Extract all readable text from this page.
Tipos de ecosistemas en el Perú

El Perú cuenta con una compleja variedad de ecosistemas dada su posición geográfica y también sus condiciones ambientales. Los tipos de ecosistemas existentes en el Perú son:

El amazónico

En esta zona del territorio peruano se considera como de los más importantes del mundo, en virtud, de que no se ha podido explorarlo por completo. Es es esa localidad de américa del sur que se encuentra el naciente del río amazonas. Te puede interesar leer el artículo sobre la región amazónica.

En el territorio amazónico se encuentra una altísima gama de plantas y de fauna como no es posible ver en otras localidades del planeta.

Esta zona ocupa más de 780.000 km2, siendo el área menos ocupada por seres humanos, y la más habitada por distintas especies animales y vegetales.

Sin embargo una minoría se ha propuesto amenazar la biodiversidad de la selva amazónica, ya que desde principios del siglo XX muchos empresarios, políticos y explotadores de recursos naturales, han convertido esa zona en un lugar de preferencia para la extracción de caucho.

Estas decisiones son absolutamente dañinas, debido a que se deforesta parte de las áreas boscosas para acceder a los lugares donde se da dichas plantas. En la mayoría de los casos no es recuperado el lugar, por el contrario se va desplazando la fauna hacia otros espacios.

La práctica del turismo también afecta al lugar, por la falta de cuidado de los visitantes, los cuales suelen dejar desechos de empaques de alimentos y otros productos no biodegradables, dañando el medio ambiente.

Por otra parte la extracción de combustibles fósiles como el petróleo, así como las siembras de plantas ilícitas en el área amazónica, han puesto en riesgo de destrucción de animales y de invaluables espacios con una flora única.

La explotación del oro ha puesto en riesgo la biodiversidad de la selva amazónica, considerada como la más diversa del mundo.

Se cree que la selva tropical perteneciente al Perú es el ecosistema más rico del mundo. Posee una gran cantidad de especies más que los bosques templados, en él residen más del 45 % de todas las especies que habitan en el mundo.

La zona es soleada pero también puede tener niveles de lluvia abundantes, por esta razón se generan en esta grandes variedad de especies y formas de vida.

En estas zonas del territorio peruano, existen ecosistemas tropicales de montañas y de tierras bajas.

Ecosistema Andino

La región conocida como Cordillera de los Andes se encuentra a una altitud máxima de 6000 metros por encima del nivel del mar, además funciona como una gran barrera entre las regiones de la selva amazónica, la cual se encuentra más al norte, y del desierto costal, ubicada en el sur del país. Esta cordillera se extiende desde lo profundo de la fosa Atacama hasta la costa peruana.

###

● Required work
Restate every line of the data word for word.

● Reply to the task
Extract all readable text from this page.
Tipos de ecosistemas en el Perú

El Perú cuenta con una compleja variedad de ecosistemas dada su posición geográfica y también sus condiciones ambientales. Los tipos de ecosistemas existentes en el Perú son:

El amazónico

En esta zona del territorio peruano se considera como de los más importantes del mundo, en virtud, de que no se ha podido explorarlo por completo. Es es esa localidad de américa del sur que se encuentra el naciente del río amazonas. Te puede interesar leer el artículo sobre la región amazónica.

En el territorio amazónico se encuentra una altísima gama de plantas y de fauna como no es posible ver en otras localidades del planeta.

Esta zona ocupa más de 780.000 km2, siendo el área menos ocupada por seres humanos, y la más habitada por distintas especies animales y vegetales.

Sin embargo una minoría se ha propuesto amenazar la biodiversidad de la selva amazónica, ya que desde principios del siglo XX muchos empresarios, políticos y explotadores de recursos naturales, han convertido esa zona en un lugar de preferencia para la extracción de caucho.

Estas decisiones son absolutamente dañinas, debido a que se deforesta parte de las áreas boscosas para acceder a los lugares donde se da dichas plantas. En la mayoría de los casos no es recuperado el lugar, por el contrario se va desplazando la fauna hacia otros espacios.

La práctica del turismo también afecta al lugar, por la falta de cuidado de los visitantes, los cuales suelen dejar desechos de empaques de alimentos y otros productos no biodegradables, dañando el medio ambiente.

Por otra parte la extracción de combustibles fósiles como el petróleo, así como las siembras de plantas ilícitas en el área amazónica, han puesto en riesgo de destrucción de animales y de invaluables espacios con una flora única.

La explotación del oro ha puesto en riesgo la biodiversidad de la selva amazónica, considerada como la más diversa del mundo.

Se cree que la selva tropical perteneciente al Perú es el ecosistema más rico del mundo. Posee una gran cantidad de especies más que los bosques templados, en él residen más del 45 % de todas las especies que habitan en el mundo.

La zona es soleada pero también puede tener niveles de lluvia abundantes, por esta razón se generan en esta grandes variedad de especies y formas de vida.

En estas zonas del territorio peruano, existen ecosistemas tropicales de montañas y de tierras bajas.

Ecosistema Andino

La región conocida como Cordillera de los Andes se encuentra a una altitud máxima de 6000 metros por encima del nivel del mar, además funciona como una gran barrera entre las regiones de la selva amazónica, la cual se encuentra más al norte, y del desierto costal, ubicada en el sur del país. Esta cordillera se extiende desde lo profundo de la fosa Atacama hasta la costa peruana.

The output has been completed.